BEGIN EXERCISE TEXT

Full Training Tutorial and Guide and Research For a FLUX Style
Hugging Face repo with all full workflow, full research details, processes, conclusions, checkpoints,comparisons, prompts and more details > https://huggingface.co/MonsterMMORPG/3D-Cartoon-Style-FLUX
Trigger word : ohwx 3d render
Last image is training dataset as a grid
This is a training of a public LoRA style (4 separate training each on 4x A6000).
Experimenting captions vs non-captions. So we will see which yields best results for style training on FLUX.
Generated captions with multi-GPU batch Joycaption app.
I used my multi-GPU Joycaption APP (used 8x A6000 for ultra fast captioning)
https://www.patreon.com/posts/110613301

I used my Gradio batch caption editor to edit some words and add activation token as ohwx 3d render
https://www.patreon.com/posts/108992085

The no caption dataset uses only ohwx 3d render as caption
I am using my newest 4x_GPU_Rank_1_SLOW_Better_Quality.json on 4X A6000 GPU and train 500 epochs - 114 images
https://www.patreon.com/posts/110879657

All trainings are saved as Float and 128 LoRA Network Rank thus they are above 2GB per checkpoint
Inconsistent Dataset Training
This is the first training I made with the below dataset
Inconsistent-Training-Dataset-Images-Grid.jpg
When you pay attention to the grid image above shared, you will see that the dataset is not consistent
The training dataset with used captions (only for With Captions training) can be see in below directory
It has total 114 images
This training total step count was 500 * 114 / 4 (4x GPU - batch size 1) = 14250 steps
It took like 37 hours on 4x RTX A6000 GPU with slow config - faster config would take like half
There were 2 trainings made with this dataset. Epoch 500 checkpoints are named as below
SECourses_Style_Inconsistent_DATASET_NO_Captions.safetensors SECourses_Style_Inconsistent_DATASET_With_Captions.safetensors
Their checkpoints are saved in below folders
Training-Checkpoints-NO-Captions Training-Checkpoints-With-Captions
Its grid results are shared below
Inconsistent-Training-Dataset-Results-Grid-26100x23700px.jpg
When you pay attention to above image you will see that it has inconsistent results
Consistent Dataset Training
After I noticed that the initial training dataset was inconsistent i have pruned the dataset and made it much more consistent
Fixed-Consistent-Training-Dataset-Images-Grid.jpg
When you pay attention to the grid image above shared, you will see that is way more consistent, still not perfect though
Now it has total 66 images
The training dataset with used captions for this training (only for With Captions training) can be see in below directory
Fixed-Consistent-Training-Dataset
This training total step count was 500 * 66 / 4 (4x GPU - batch size 1) = 8250 steps
It took like 24 hours on 4x RTX A6000 GPU with slow config - faster config would take like half
There were 2 trainings made with this dataset. Epoch 500 checkpoints are named as below
SECourses_3D_Render_Style_Fixed_Dataset_NO_Captions.safetensors SECourses_3D_Render_Style_Fixed_Dataset_With_Captions.safetensors
Their checkpoints are saved in below folders
Training-Checkpoints-Fixed-DATASET-NO-Captions Training-Checkpoints-Fixed-DATASET-With-Captions
Its grid results are shared below - this one includes results from inconsistent dataset as well
Fixed-Consistent-Training-Dataset-Results-Grid-50700x15500px.jpg
When you pay attention to above image you will see now it is way more consistent
Best Checkpoint And Conclusion
When inconsistent dataset was used, training with captions yielded way better results.

END EXERCISE TEXT

### YOUR OBJECTIVE
Answer these questions from the FLUX style training guide.
1. What is the sole caption used in the no-caption dataset?
2. How many images did the dataset have after it was pruned for consistency?
3. About how long did training on the inconsistent dataset take with the slow config?
Rely only on the text to answer.

BEGIN DATA RECORDS

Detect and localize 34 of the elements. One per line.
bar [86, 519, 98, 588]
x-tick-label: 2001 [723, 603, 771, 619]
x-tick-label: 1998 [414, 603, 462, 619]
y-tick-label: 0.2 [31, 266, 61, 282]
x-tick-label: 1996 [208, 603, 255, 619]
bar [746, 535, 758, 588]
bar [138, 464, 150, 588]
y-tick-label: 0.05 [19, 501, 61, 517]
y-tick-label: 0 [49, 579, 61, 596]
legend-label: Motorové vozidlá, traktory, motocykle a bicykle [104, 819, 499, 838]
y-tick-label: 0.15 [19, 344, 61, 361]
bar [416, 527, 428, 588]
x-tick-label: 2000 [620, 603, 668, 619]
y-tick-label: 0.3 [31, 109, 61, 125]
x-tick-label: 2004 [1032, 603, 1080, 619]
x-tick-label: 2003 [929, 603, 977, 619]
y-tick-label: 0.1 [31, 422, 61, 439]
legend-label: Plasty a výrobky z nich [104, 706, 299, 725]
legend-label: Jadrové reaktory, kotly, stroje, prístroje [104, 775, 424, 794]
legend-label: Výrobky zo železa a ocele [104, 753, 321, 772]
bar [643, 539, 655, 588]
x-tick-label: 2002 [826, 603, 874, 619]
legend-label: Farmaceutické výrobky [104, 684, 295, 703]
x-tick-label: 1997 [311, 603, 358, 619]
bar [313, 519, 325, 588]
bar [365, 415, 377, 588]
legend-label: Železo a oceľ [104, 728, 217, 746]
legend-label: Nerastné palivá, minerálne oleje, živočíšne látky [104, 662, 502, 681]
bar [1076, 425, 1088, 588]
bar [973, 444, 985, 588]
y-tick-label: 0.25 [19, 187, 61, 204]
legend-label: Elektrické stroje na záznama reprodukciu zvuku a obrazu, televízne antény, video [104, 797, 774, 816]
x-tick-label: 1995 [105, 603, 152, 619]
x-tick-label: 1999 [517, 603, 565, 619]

END DATA RECORDS

### EXERCISE RESULT
1. ohwx 3d render
2. 66 images
3. About 37 hours on 4x RTX A6000 GPUs